Records:
* * *
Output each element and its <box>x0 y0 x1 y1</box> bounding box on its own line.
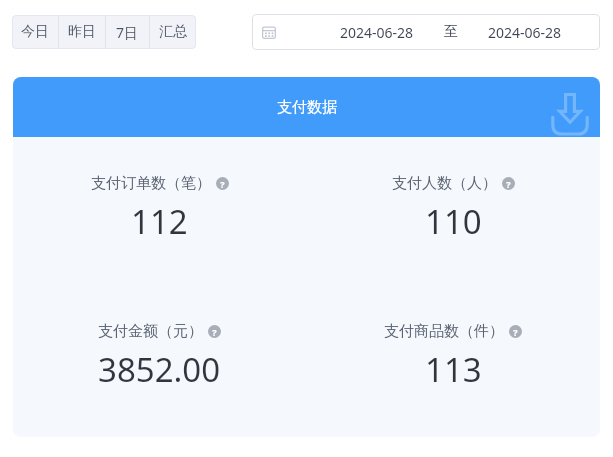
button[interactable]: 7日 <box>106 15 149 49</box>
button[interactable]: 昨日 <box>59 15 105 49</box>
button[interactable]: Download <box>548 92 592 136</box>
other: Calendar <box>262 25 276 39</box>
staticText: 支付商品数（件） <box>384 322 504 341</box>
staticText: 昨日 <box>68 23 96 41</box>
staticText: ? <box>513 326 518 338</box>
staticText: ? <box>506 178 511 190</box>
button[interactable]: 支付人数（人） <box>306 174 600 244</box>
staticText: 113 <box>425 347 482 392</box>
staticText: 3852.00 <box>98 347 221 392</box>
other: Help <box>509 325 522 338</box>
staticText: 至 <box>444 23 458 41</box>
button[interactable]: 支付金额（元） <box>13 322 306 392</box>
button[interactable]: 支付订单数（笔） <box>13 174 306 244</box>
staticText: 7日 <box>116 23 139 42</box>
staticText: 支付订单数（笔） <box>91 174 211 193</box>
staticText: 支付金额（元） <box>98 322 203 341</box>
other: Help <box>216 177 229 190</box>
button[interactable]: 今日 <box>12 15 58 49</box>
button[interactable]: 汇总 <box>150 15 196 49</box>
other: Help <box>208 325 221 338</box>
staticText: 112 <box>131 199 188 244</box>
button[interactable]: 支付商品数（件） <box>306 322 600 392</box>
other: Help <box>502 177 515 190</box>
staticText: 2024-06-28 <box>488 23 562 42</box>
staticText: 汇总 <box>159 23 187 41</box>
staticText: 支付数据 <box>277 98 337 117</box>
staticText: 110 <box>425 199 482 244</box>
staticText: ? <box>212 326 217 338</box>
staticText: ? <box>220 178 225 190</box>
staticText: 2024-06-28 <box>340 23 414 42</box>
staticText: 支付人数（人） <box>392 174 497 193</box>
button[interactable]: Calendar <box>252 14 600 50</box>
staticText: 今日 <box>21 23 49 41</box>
* * *
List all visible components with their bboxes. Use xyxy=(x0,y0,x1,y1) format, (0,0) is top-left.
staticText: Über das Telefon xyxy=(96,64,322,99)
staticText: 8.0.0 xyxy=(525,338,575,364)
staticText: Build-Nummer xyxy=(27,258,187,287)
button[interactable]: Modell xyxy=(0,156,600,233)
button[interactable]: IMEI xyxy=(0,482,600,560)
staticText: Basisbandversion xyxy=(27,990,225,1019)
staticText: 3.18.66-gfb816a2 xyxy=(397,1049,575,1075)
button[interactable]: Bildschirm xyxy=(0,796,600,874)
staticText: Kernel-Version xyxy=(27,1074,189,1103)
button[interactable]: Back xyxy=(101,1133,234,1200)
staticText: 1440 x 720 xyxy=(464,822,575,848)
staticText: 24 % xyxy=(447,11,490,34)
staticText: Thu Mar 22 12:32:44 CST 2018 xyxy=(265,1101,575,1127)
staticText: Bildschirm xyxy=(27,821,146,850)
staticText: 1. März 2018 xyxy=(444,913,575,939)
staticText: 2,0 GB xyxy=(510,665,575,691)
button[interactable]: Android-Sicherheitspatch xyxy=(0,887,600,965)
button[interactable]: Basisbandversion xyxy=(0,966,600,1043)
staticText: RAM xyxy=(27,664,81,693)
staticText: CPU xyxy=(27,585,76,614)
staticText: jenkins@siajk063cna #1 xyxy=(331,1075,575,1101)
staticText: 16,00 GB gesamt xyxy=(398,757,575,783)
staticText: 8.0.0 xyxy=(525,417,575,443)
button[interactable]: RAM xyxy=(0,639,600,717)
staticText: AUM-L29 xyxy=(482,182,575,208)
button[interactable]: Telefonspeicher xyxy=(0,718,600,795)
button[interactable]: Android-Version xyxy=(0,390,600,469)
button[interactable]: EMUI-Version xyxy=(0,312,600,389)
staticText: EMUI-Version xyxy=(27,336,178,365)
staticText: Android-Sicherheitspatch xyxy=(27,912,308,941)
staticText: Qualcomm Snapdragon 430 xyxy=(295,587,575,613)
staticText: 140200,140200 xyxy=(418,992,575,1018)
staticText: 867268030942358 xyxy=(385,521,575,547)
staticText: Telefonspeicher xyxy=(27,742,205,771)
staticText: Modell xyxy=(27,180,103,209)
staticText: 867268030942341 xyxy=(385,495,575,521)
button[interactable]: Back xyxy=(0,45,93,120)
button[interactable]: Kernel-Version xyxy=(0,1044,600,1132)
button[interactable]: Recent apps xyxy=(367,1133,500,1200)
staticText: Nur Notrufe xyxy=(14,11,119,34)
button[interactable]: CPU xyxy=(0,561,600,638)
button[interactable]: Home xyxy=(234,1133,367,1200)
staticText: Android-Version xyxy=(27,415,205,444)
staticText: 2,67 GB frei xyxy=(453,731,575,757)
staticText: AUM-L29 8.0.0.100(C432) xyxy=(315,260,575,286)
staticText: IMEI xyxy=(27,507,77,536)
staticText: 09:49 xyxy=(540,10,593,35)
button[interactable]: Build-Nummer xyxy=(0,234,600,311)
* * *
What you are asked to do | From the line with "Output each element" up to and including the line with "staticText: 今日 <box>21 23 49 41</box>", reproduce the listing, substituting "Info" for "Help" and leaving everything else unchanged. Leave the pictures out of your answer.

Exercise answer |
Output each element and its <box>x0 y0 x1 y1</box> bounding box on its own line.
button[interactable]: 7日 <box>106 15 149 49</box>
button[interactable]: 昨日 <box>59 15 105 49</box>
button[interactable]: Download <box>548 92 592 136</box>
other: Calendar <box>262 25 276 39</box>
staticText: 支付商品数（件） <box>384 322 504 341</box>
staticText: 昨日 <box>68 23 96 41</box>
staticText: ? <box>513 326 518 338</box>
staticText: ? <box>506 178 511 190</box>
button[interactable]: 支付人数（人） <box>306 174 600 244</box>
staticText: 113 <box>425 347 482 392</box>
staticText: 3852.00 <box>98 347 221 392</box>
other: Info <box>509 325 522 338</box>
staticText: 至 <box>444 23 458 41</box>
button[interactable]: 支付金额（元） <box>13 322 306 392</box>
button[interactable]: 支付订单数（笔） <box>13 174 306 244</box>
staticText: 7日 <box>116 23 139 42</box>
staticText: 支付订单数（笔） <box>91 174 211 193</box>
staticText: 支付金额（元） <box>98 322 203 341</box>
other: Info <box>216 177 229 190</box>
button[interactable]: 今日 <box>12 15 58 49</box>
button[interactable]: 汇总 <box>150 15 196 49</box>
other: Info <box>208 325 221 338</box>
staticText: 112 <box>131 199 188 244</box>
button[interactable]: 支付商品数（件） <box>306 322 600 392</box>
other: Info <box>502 177 515 190</box>
staticText: 2024-06-28 <box>488 23 562 42</box>
staticText: 汇总 <box>159 23 187 41</box>
staticText: 支付数据 <box>277 98 337 117</box>
staticText: 110 <box>425 199 482 244</box>
staticText: ? <box>212 326 217 338</box>
staticText: ? <box>220 178 225 190</box>
staticText: 2024-06-28 <box>340 23 414 42</box>
staticText: 支付人数（人） <box>392 174 497 193</box>
button[interactable]: Calendar <box>252 14 600 50</box>
staticText: 今日 <box>21 23 49 41</box>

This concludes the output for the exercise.